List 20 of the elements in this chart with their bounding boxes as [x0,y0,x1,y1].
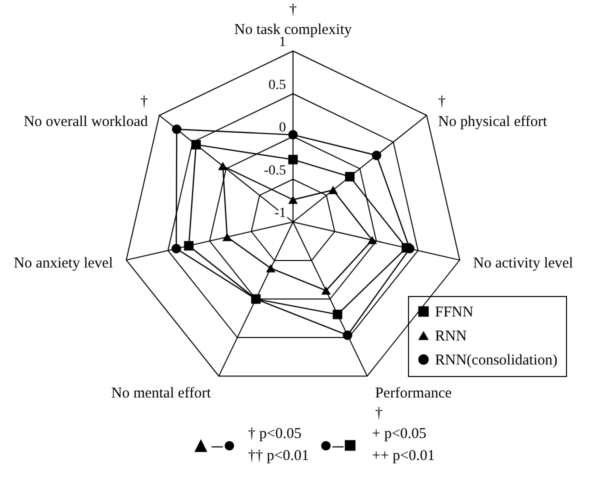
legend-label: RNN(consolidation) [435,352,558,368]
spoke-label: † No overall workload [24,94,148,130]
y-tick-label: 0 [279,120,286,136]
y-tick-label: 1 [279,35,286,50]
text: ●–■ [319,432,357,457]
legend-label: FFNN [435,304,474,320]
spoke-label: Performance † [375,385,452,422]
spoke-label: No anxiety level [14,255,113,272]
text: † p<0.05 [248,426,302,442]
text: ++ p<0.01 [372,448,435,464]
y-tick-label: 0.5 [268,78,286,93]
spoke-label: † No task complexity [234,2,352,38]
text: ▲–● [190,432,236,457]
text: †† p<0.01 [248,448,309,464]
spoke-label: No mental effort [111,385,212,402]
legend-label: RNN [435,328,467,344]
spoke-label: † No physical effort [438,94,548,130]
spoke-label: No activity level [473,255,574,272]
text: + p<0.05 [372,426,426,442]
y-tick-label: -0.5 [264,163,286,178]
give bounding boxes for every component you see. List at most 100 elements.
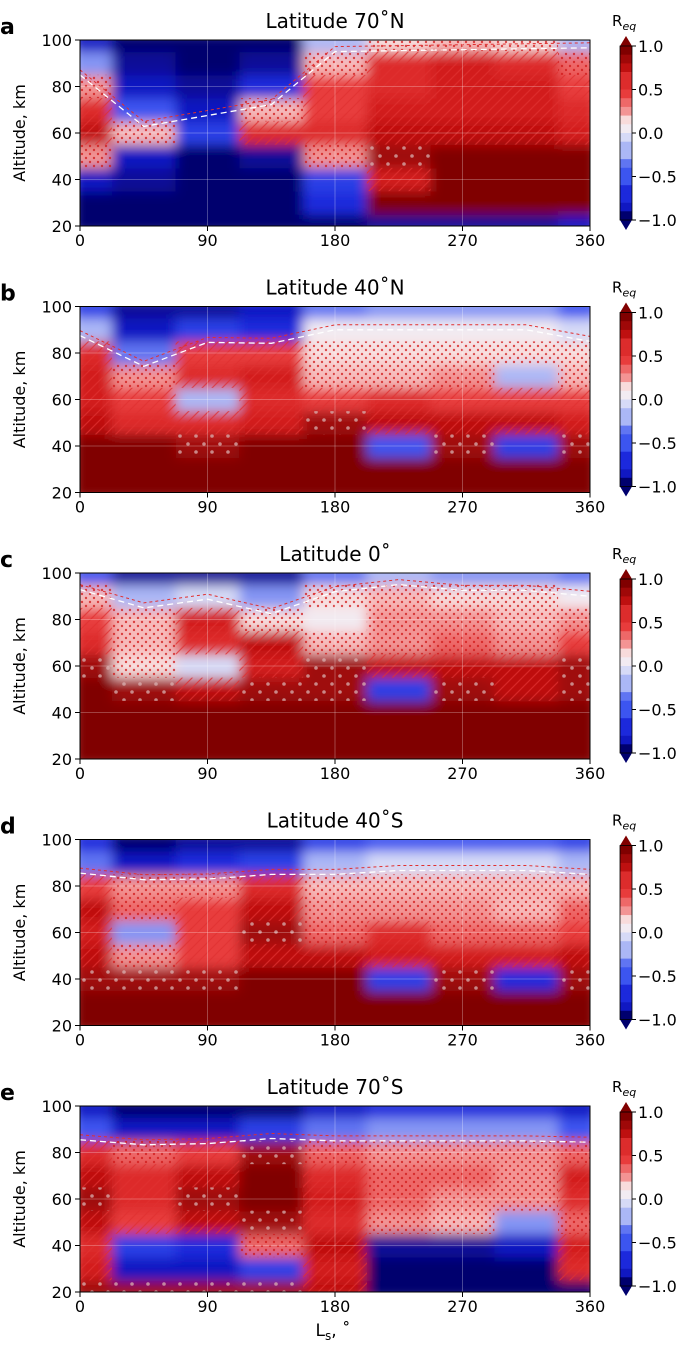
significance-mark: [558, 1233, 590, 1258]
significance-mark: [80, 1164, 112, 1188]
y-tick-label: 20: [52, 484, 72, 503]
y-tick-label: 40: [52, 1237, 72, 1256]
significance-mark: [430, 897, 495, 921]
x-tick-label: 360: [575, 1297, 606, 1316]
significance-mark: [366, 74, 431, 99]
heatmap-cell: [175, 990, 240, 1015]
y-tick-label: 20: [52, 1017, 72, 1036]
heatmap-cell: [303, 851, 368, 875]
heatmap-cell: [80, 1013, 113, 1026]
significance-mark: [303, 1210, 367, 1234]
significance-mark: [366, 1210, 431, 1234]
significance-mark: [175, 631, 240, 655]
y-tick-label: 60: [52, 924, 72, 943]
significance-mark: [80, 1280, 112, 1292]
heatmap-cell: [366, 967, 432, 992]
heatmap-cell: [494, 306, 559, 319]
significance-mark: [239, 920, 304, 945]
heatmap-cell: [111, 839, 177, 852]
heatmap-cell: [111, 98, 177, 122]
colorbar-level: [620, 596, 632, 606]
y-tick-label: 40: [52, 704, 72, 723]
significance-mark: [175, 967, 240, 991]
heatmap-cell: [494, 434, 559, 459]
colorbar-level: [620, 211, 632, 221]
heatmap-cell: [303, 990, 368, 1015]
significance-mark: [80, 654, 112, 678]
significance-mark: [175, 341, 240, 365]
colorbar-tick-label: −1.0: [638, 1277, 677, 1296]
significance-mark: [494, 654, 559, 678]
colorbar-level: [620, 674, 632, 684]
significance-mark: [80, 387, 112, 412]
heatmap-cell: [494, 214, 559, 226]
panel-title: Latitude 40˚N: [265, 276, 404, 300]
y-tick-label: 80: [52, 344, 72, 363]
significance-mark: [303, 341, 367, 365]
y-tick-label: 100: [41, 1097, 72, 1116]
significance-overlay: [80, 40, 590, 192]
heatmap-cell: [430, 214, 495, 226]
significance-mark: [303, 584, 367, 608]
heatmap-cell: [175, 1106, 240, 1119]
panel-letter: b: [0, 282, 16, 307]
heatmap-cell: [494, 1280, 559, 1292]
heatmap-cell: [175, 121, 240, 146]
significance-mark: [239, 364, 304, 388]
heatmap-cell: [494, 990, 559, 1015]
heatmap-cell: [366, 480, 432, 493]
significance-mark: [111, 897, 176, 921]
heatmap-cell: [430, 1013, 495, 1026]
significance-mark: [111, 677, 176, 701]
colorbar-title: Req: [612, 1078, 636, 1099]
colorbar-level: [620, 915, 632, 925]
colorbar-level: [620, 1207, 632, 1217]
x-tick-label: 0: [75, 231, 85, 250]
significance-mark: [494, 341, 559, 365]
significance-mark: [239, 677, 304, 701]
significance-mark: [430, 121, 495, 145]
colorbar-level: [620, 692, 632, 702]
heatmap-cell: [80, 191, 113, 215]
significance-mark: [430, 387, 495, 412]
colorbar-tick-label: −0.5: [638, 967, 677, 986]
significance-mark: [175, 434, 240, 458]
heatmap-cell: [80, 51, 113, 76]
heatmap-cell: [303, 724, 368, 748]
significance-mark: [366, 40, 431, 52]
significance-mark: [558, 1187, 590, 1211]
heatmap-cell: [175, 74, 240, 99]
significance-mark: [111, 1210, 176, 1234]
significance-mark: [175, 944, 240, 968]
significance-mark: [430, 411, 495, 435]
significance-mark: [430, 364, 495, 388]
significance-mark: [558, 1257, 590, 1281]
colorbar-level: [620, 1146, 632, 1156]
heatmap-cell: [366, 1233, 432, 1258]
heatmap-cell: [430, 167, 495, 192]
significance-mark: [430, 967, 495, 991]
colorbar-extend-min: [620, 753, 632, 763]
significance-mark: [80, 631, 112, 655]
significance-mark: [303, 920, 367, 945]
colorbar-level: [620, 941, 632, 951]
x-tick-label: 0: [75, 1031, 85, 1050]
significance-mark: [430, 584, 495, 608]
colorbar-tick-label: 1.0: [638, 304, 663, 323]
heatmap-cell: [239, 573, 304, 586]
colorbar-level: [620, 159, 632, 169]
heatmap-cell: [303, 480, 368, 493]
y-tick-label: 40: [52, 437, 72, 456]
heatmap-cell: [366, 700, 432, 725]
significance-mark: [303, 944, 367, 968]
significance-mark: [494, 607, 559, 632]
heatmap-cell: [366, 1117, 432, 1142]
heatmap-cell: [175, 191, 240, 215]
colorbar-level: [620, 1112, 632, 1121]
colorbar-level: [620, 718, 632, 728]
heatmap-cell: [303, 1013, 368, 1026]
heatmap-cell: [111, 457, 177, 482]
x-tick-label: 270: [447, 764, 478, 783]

◇ ◇ ◇ ◇ ◇

Reproduce all of the lines above word for word, leaving out the pictures.

--- CORRECT RESULT ---
List 20 of the elements in this chart with their bounding boxes as [x0,y0,x1,y1].
legend-label: RNN(consolidation) [435,352,558,368]
spoke-label: † No overall workload [24,94,148,130]
y-tick-label: 0 [279,120,286,136]
y-tick-label: 1 [279,35,286,50]
text: ●–■ [319,432,357,457]
legend-label: FFNN [435,304,474,320]
spoke-label: Performance † [375,385,452,422]
spoke-label: No anxiety level [14,255,113,272]
text: † p<0.05 [248,426,302,442]
text: ++ p<0.01 [372,448,435,464]
y-tick-label: 0.5 [268,78,286,93]
spoke-label: † No task complexity [234,2,352,38]
text: ▲–● [190,432,236,457]
text: †† p<0.01 [248,448,309,464]
spoke-label: No mental effort [111,385,212,402]
legend-label: RNN [435,328,467,344]
spoke-label: † No physical effort [438,94,548,130]
spoke-label: No activity level [473,255,574,272]
text: + p<0.05 [372,426,426,442]
y-tick-label: -0.5 [264,163,286,178]
give bounding boxes for every component you see. List at most 100 elements.
significance-mark: [558, 1233, 590, 1258]
significance-mark: [80, 1164, 112, 1188]
y-tick-label: 20: [52, 484, 72, 503]
y-tick-label: 40: [52, 1237, 72, 1256]
significance-mark: [430, 897, 495, 921]
x-tick-label: 360: [575, 1297, 606, 1316]
significance-mark: [366, 74, 431, 99]
heatmap-cell: [175, 990, 240, 1015]
y-tick-label: 20: [52, 1017, 72, 1036]
heatmap-cell: [303, 851, 368, 875]
heatmap-cell: [80, 1013, 113, 1026]
significance-mark: [303, 1210, 367, 1234]
significance-mark: [366, 1210, 431, 1234]
significance-mark: [175, 631, 240, 655]
y-tick-label: 60: [52, 924, 72, 943]
significance-mark: [80, 1280, 112, 1292]
heatmap-cell: [366, 967, 432, 992]
heatmap-cell: [494, 306, 559, 319]
significance-mark: [239, 920, 304, 945]
heatmap-cell: [111, 839, 177, 852]
heatmap-cell: [111, 98, 177, 122]
colorbar-level: [620, 596, 632, 606]
y-tick-label: 40: [52, 704, 72, 723]
significance-mark: [175, 967, 240, 991]
heatmap-cell: [494, 434, 559, 459]
colorbar-level: [620, 211, 632, 221]
heatmap-cell: [303, 990, 368, 1015]
significance-mark: [80, 654, 112, 678]
significance-mark: [175, 341, 240, 365]
colorbar-tick-label: −1.0: [638, 1277, 677, 1296]
significance-mark: [494, 654, 559, 678]
colorbar-level: [620, 674, 632, 684]
significance-mark: [80, 387, 112, 412]
heatmap-cell: [494, 214, 559, 226]
panel-title: Latitude 40˚N: [265, 276, 404, 300]
y-tick-label: 80: [52, 344, 72, 363]
significance-mark: [303, 341, 367, 365]
y-tick-label: 100: [41, 1097, 72, 1116]
significance-overlay: [80, 40, 590, 192]
heatmap-cell: [430, 214, 495, 226]
significance-mark: [303, 584, 367, 608]
heatmap-cell: [175, 1106, 240, 1119]
panel-letter: b: [0, 282, 16, 307]
heatmap-cell: [494, 1280, 559, 1292]
heatmap-cell: [175, 121, 240, 146]
significance-mark: [239, 364, 304, 388]
heatmap-cell: [494, 990, 559, 1015]
heatmap-cell: [366, 480, 432, 493]
significance-mark: [111, 897, 176, 921]
heatmap-cell: [430, 1013, 495, 1026]
significance-mark: [111, 677, 176, 701]
colorbar-title: Req: [612, 1078, 636, 1099]
colorbar-level: [620, 915, 632, 925]
colorbar-level: [620, 1207, 632, 1217]
x-tick-label: 0: [75, 231, 85, 250]
significance-mark: [494, 341, 559, 365]
significance-mark: [239, 677, 304, 701]
significance-mark: [430, 121, 495, 145]
colorbar-level: [620, 692, 632, 702]
heatmap-cell: [80, 191, 113, 215]
significance-mark: [430, 387, 495, 412]
colorbar-tick-label: −0.5: [638, 967, 677, 986]
significance-mark: [175, 434, 240, 458]
heatmap-cell: [80, 51, 113, 76]
heatmap-cell: [303, 724, 368, 748]
significance-mark: [366, 40, 431, 52]
significance-mark: [558, 1187, 590, 1211]
heatmap-cell: [175, 74, 240, 99]
significance-mark: [111, 1210, 176, 1234]
significance-mark: [175, 944, 240, 968]
significance-mark: [430, 411, 495, 435]
significance-mark: [430, 364, 495, 388]
significance-mark: [558, 1257, 590, 1281]
colorbar-level: [620, 1146, 632, 1156]
heatmap-cell: [366, 1233, 432, 1258]
heatmap-cell: [430, 167, 495, 192]
significance-mark: [430, 967, 495, 991]
colorbar-extend-min: [620, 753, 632, 763]
significance-mark: [80, 631, 112, 655]
significance-mark: [303, 920, 367, 945]
colorbar-level: [620, 941, 632, 951]
x-tick-label: 0: [75, 1031, 85, 1050]
significance-mark: [430, 584, 495, 608]
colorbar-tick-label: 1.0: [638, 304, 663, 323]
heatmap-cell: [239, 573, 304, 586]
colorbar-level: [620, 159, 632, 169]
heatmap-cell: [303, 480, 368, 493]
y-tick-label: 40: [52, 437, 72, 456]
heatmap-cell: [366, 700, 432, 725]
significance-mark: [303, 944, 367, 968]
significance-mark: [494, 607, 559, 632]
heatmap-cell: [366, 1117, 432, 1142]
heatmap-cell: [175, 191, 240, 215]
colorbar-level: [620, 1112, 632, 1121]
colorbar-level: [620, 718, 632, 728]
heatmap-cell: [303, 1013, 368, 1026]
heatmap-cell: [111, 457, 177, 482]
x-tick-label: 270: [447, 764, 478, 783]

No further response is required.